→ Exercise: Here, the job is to give back every entry below unchanged, omitting pictures.

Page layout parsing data
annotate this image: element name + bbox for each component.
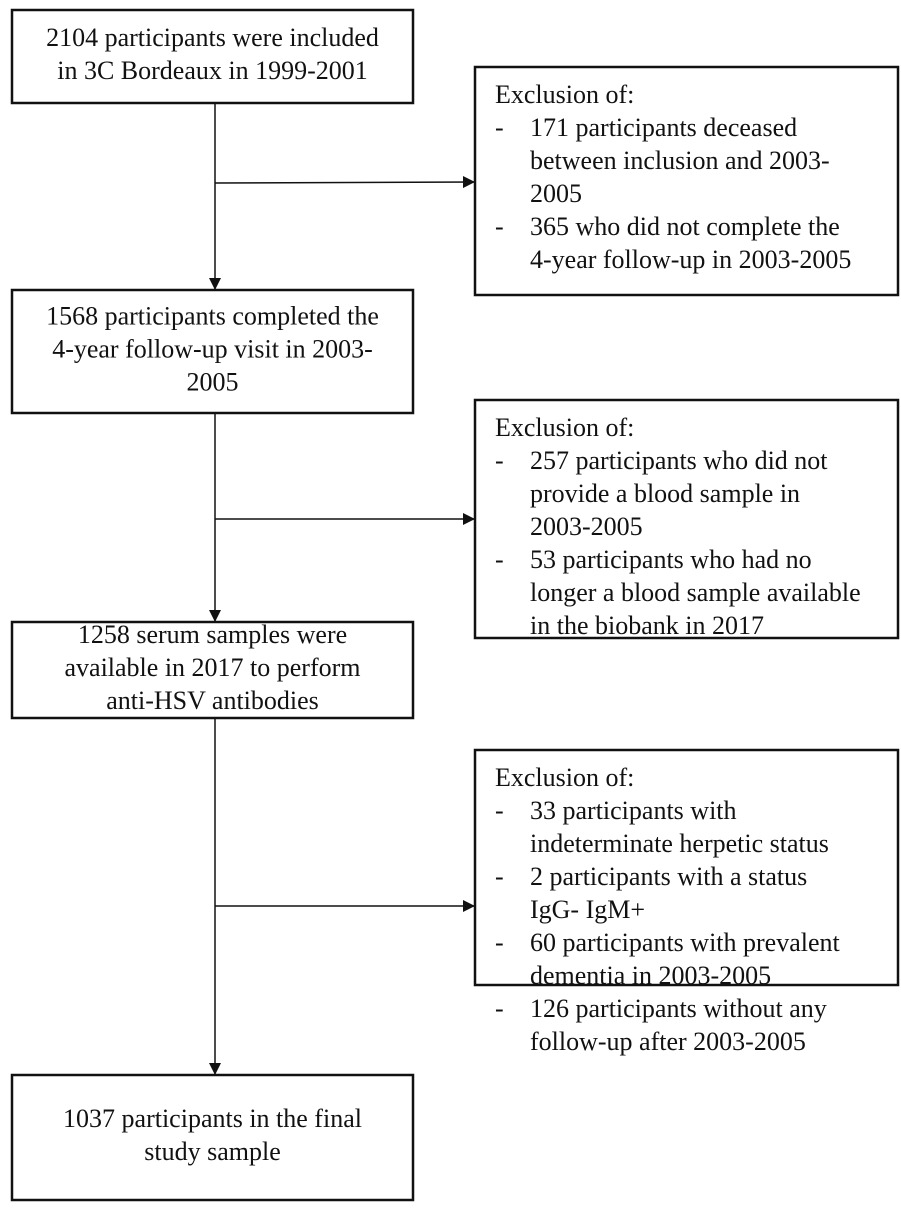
list-marker: - [495,862,504,891]
exclusion-text: indeterminate herpetic status [530,829,829,858]
exclusion-text: follow-up after 2003-2005 [530,1027,806,1056]
exclusion-text: between inclusion and 2003- [530,146,830,175]
box-frame [473,748,900,987]
box-text: in 3C Bordeaux in 1999-2001 [57,56,368,85]
box-text: anti-HSV antibodies [106,686,319,715]
exclusion-text: 60 participants with prevalent [530,928,841,957]
list-marker: - [495,545,504,574]
box-text: 2104 participants were included [46,23,379,52]
exclusion-text: 2003-2005 [530,512,643,541]
exclusion-box: Exclusion of:- 171 participants deceasedb… [473,65,900,297]
box-frame [473,398,900,640]
box-text: study sample [144,1137,281,1166]
exclusion-text: IgG- IgM+ [530,895,645,924]
exclusion-heading: Exclusion of: [495,763,634,792]
box-text: 1568 participants completed the [46,301,379,330]
exclusion-text: 126 participants without any [530,994,827,1023]
exclusion-heading: Exclusion of: [495,80,634,109]
list-marker: - [495,446,504,475]
exclusion-text: 171 participants deceased [530,113,797,142]
exclusion-text: in the biobank in 2017 [530,611,764,640]
main-box: 1568 participants completed the 4-year fo… [10,288,415,415]
exclusion-text: dementia in 2003-2005 [530,961,771,990]
exclusion-text: 365 who did not complete the [530,212,840,241]
main-box: 2104 participants were included in 3C Bor… [10,8,415,105]
exclusion-text: 257 participants who did not [530,446,828,475]
list-marker: - [495,994,504,1023]
exclusion-text: 53 participants who had no [530,545,812,574]
box-text: 1258 serum samples were [78,620,347,649]
exclusion-text: 2005 [530,179,582,208]
box-frame [10,1073,415,1202]
exclusion-text: 2 participants with a status [530,862,807,891]
main-box: 1258 serum samples were available in 2017… [10,620,415,720]
box-text: 1037 participants in the final [63,1104,362,1133]
list-marker: - [495,796,504,825]
exclusion-box: Exclusion of:- 257 participants who did n… [473,398,900,640]
exclusion-heading: Exclusion of: [495,413,634,442]
box-frame [10,288,415,415]
box-text: 2005 [187,367,239,396]
exclusion-text: provide a blood sample in [530,479,800,508]
arrow [214,176,476,189]
exclusion-text: longer a blood sample available [530,578,861,607]
box-frame [10,8,415,105]
exclusion-text: 4-year follow-up in 2003-2005 [530,245,851,274]
exclusion-text: 33 participants with [530,796,737,825]
connectors [209,103,476,1075]
main-box: 1037 participants in the final study samp… [10,1073,415,1202]
list-marker: - [495,212,504,241]
list-marker: - [495,928,504,957]
box-frame [10,620,415,720]
list-marker: - [495,113,504,142]
exclusion-box: Exclusion of:- 33 participants withindete… [473,748,900,1056]
box-text: 4-year follow-up visit in 2003- [52,334,373,363]
box-text: available in 2017 to perform [64,653,360,682]
box-frame [473,65,900,297]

→ Answer to this exercise:
annotate this image: element name + bbox for each component.
list-marker: - [495,862,504,891]
exclusion-text: indeterminate herpetic status [530,829,829,858]
exclusion-text: follow-up after 2003-2005 [530,1027,806,1056]
exclusion-text: between inclusion and 2003- [530,146,830,175]
box-frame [473,748,900,987]
box-text: in 3C Bordeaux in 1999-2001 [57,56,368,85]
box-text: anti-HSV antibodies [106,686,319,715]
exclusion-text: 60 participants with prevalent [530,928,841,957]
list-marker: - [495,545,504,574]
box-text: 2104 participants were included [46,23,379,52]
exclusion-text: 2003-2005 [530,512,643,541]
exclusion-box: Exclusion of:- 171 participants deceasedb… [473,65,900,297]
box-frame [473,398,900,640]
box-text: study sample [144,1137,281,1166]
exclusion-text: IgG- IgM+ [530,895,645,924]
exclusion-heading: Exclusion of: [495,763,634,792]
box-text: 1568 participants completed the [46,301,379,330]
exclusion-text: 126 participants without any [530,994,827,1023]
exclusion-heading: Exclusion of: [495,80,634,109]
list-marker: - [495,446,504,475]
exclusion-text: 171 participants deceased [530,113,797,142]
exclusion-text: in the biobank in 2017 [530,611,764,640]
main-box: 1568 participants completed the 4-year fo… [10,288,415,415]
exclusion-text: dementia in 2003-2005 [530,961,771,990]
exclusion-text: 365 who did not complete the [530,212,840,241]
main-box: 2104 participants were included in 3C Bor… [10,8,415,105]
exclusion-text: 257 participants who did not [530,446,828,475]
list-marker: - [495,994,504,1023]
exclusion-text: 53 participants who had no [530,545,812,574]
box-text: 1258 serum samples were [78,620,347,649]
exclusion-text: 2005 [530,179,582,208]
box-frame [10,1073,415,1202]
exclusion-text: 2 participants with a status [530,862,807,891]
main-box: 1258 serum samples were available in 2017… [10,620,415,720]
box-text: 1037 participants in the final [63,1104,362,1133]
list-marker: - [495,796,504,825]
exclusion-box: Exclusion of:- 257 participants who did n… [473,398,900,640]
exclusion-heading: Exclusion of: [495,413,634,442]
box-frame [10,288,415,415]
box-text: 2005 [187,367,239,396]
exclusion-text: provide a blood sample in [530,479,800,508]
arrow [214,176,476,189]
exclusion-text: longer a blood sample available [530,578,861,607]
box-frame [10,8,415,105]
exclusion-text: 4-year follow-up in 2003-2005 [530,245,851,274]
exclusion-text: 33 participants with [530,796,737,825]
connectors [209,103,476,1075]
main-box: 1037 participants in the final study samp… [10,1073,415,1202]
list-marker: - [495,212,504,241]
list-marker: - [495,928,504,957]
box-frame [10,620,415,720]
list-marker: - [495,113,504,142]
exclusion-box: Exclusion of:- 33 participants withindete… [473,748,900,1056]
box-text: 4-year follow-up visit in 2003- [52,334,373,363]
box-text: available in 2017 to perform [64,653,360,682]
box-frame [473,65,900,297]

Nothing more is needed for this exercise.